To do:
Lines containing the word "تورم" are to be counted; state their number and nothing further.

Input for this task:
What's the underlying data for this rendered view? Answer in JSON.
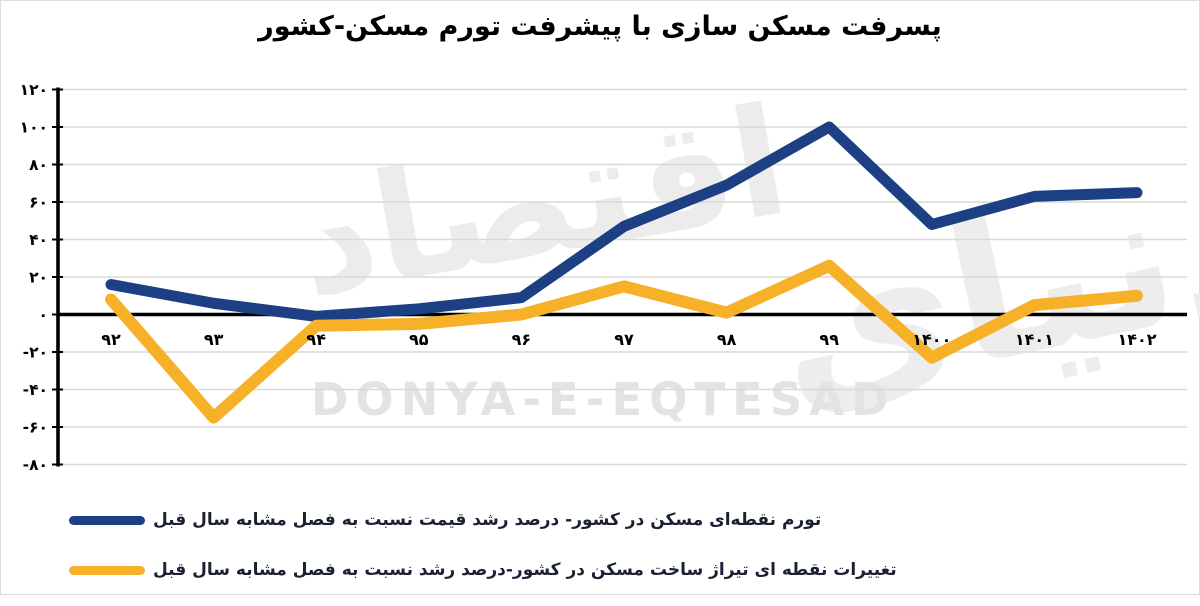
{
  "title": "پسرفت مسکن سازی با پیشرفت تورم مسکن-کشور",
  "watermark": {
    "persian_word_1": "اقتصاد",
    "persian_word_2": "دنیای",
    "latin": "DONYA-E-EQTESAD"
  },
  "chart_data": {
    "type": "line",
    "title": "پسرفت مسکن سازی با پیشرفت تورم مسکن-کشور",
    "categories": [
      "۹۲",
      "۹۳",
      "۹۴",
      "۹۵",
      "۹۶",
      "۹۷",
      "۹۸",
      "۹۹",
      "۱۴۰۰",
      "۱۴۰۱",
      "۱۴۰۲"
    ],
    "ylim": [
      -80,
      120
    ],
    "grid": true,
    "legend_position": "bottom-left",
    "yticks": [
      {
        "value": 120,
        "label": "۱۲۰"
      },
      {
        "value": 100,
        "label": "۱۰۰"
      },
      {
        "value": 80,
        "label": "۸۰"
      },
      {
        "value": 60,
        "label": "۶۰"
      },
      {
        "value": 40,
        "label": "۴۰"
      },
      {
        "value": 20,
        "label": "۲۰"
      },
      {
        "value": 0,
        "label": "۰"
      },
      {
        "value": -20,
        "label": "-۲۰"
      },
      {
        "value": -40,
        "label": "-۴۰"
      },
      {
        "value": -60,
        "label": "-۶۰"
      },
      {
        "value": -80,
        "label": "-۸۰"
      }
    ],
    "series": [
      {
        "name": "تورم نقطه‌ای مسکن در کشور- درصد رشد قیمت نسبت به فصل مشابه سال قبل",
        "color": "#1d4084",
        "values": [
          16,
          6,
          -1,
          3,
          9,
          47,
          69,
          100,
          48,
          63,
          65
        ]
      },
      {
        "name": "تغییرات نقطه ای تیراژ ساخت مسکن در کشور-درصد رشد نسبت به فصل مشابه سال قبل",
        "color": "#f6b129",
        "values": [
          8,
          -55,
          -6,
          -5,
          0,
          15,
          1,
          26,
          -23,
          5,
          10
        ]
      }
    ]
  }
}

Result:
3